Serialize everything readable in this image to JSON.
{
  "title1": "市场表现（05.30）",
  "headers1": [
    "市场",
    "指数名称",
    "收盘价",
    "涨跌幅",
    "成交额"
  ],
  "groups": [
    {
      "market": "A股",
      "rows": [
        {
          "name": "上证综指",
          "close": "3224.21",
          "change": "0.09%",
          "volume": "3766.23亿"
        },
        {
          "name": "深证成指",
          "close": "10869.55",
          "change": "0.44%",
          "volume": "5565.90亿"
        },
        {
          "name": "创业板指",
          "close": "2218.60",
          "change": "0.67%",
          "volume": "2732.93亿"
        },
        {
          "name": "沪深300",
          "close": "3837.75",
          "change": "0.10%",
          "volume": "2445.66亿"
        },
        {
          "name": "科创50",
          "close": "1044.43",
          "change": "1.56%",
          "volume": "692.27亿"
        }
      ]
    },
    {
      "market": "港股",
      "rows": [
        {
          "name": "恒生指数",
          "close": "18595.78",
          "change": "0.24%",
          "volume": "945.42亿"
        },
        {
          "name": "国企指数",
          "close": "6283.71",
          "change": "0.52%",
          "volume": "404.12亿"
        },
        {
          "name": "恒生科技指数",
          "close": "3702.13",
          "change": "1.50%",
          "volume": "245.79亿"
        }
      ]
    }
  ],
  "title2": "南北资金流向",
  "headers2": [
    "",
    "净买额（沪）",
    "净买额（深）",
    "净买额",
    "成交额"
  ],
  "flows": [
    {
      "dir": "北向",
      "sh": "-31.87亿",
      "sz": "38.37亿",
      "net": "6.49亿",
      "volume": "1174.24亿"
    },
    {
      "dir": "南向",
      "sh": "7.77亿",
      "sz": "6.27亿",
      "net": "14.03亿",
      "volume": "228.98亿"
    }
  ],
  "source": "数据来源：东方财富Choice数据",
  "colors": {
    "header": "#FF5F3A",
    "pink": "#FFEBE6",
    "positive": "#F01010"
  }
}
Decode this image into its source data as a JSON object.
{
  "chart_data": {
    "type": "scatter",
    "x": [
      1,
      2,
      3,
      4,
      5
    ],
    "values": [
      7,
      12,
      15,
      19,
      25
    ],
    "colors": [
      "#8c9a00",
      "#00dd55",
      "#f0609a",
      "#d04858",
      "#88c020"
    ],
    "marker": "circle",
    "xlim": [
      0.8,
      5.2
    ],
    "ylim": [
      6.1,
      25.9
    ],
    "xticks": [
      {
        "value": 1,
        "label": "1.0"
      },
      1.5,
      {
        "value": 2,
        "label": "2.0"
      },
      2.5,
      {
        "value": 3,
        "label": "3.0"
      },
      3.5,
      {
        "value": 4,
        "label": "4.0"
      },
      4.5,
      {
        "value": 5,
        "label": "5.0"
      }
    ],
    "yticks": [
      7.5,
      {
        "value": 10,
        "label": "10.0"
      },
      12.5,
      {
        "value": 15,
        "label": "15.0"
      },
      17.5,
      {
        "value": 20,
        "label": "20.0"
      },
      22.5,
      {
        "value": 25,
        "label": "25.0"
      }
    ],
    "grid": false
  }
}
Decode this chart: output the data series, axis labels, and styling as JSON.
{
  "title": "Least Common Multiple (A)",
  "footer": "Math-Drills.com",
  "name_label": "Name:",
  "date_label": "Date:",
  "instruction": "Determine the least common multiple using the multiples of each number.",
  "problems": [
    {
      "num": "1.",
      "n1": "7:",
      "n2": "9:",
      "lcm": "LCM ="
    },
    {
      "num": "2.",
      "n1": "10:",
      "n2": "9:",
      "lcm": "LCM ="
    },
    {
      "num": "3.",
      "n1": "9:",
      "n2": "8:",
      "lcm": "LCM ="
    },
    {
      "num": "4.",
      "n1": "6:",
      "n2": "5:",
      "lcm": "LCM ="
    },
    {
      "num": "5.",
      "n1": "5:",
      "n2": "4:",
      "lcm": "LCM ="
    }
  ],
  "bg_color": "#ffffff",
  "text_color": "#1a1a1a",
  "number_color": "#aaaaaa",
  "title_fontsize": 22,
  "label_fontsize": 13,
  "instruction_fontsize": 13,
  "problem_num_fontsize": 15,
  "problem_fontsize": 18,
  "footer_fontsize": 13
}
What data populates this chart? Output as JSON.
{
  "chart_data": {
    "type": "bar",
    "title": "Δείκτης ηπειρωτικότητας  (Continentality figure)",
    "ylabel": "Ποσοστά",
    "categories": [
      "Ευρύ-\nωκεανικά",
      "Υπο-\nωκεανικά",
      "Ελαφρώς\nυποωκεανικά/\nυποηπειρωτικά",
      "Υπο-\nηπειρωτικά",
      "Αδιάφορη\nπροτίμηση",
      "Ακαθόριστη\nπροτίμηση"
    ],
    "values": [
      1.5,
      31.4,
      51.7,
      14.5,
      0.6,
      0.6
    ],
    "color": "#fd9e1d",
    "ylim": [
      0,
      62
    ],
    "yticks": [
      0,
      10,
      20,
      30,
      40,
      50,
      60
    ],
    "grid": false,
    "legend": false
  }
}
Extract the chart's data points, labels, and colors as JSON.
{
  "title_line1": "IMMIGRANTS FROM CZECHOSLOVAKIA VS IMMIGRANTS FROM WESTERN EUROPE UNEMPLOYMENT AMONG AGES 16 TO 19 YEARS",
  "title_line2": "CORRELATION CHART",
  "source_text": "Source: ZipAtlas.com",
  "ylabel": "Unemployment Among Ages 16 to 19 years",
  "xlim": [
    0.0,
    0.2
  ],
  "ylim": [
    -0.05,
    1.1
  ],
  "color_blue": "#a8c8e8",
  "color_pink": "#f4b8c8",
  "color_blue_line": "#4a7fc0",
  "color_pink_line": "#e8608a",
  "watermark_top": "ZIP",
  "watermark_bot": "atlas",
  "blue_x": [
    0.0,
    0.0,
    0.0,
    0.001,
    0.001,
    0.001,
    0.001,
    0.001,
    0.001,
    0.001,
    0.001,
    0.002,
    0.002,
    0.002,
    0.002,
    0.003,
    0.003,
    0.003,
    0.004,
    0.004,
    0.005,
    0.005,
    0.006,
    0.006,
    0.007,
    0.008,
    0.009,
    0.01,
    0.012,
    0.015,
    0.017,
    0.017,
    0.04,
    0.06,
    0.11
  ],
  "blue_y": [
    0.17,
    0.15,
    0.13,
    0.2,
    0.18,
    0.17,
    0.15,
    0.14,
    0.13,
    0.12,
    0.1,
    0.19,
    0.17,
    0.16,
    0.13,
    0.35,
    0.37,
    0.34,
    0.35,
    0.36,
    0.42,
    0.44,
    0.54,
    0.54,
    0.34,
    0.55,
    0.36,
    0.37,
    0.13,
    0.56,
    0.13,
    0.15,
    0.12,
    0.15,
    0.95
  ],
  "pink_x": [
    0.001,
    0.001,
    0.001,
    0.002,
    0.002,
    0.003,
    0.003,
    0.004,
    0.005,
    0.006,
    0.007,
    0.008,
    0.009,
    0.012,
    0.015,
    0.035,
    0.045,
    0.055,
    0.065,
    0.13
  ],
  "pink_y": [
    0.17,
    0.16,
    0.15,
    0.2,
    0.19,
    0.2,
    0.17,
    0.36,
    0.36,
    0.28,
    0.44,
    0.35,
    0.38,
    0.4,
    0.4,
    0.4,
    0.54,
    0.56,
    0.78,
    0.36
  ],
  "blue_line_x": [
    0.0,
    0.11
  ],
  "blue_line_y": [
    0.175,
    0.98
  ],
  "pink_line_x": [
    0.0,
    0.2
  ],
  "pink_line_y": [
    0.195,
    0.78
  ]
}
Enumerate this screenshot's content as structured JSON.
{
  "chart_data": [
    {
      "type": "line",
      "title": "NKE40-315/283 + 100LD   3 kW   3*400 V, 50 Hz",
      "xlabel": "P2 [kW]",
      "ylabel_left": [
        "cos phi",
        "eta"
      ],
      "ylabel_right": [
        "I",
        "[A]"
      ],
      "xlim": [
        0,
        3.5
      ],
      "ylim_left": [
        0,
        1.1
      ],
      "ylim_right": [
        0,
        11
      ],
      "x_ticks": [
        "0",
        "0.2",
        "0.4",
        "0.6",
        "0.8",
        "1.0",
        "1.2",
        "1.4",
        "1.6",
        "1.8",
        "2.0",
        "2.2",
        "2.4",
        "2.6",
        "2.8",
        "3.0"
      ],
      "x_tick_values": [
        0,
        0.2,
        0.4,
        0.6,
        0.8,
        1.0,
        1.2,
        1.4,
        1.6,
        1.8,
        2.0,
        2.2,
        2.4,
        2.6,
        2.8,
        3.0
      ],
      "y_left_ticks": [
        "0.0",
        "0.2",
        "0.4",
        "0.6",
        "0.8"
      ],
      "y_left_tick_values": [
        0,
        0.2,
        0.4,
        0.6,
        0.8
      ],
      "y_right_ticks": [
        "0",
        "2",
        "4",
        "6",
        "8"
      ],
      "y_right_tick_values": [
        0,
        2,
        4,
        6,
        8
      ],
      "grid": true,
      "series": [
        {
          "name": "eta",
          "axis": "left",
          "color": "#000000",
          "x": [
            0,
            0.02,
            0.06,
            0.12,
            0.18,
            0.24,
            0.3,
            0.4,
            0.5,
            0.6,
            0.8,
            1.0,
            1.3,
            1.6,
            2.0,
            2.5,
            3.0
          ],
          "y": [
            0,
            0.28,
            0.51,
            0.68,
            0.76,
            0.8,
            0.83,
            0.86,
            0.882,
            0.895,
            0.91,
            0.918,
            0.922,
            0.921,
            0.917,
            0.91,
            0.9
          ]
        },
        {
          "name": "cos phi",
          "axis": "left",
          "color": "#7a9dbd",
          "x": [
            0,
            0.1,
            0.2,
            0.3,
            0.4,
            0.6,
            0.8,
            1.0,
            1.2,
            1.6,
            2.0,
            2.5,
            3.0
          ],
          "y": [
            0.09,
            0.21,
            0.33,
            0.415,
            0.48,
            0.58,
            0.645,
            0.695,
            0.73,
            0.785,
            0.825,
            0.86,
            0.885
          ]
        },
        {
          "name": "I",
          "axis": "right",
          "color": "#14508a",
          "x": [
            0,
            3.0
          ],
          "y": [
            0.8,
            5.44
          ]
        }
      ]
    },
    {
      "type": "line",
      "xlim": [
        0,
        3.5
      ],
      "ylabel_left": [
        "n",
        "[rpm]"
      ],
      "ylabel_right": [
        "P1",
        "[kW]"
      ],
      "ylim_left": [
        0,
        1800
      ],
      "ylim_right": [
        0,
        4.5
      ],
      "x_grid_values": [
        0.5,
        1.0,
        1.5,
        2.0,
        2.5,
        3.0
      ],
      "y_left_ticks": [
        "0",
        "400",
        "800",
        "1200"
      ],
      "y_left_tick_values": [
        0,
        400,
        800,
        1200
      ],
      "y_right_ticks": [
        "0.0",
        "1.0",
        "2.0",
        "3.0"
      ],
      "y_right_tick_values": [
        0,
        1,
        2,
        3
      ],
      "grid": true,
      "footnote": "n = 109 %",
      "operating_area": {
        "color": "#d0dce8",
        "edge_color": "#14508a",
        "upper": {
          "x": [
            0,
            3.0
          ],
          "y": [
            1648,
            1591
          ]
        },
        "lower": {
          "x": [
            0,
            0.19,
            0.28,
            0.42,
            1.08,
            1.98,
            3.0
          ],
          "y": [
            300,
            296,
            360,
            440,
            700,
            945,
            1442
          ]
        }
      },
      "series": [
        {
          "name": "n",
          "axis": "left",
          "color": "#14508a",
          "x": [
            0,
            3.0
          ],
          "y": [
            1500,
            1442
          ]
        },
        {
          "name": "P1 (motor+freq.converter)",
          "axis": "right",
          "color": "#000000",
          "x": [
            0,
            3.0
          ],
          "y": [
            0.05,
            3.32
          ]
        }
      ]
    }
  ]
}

+++

Task directions: Find all lines with "colors" in them and copy each one.

Correct output:
  "colors": {
    "colors": [
Extract the chart's data points, labels, and colors as JSON.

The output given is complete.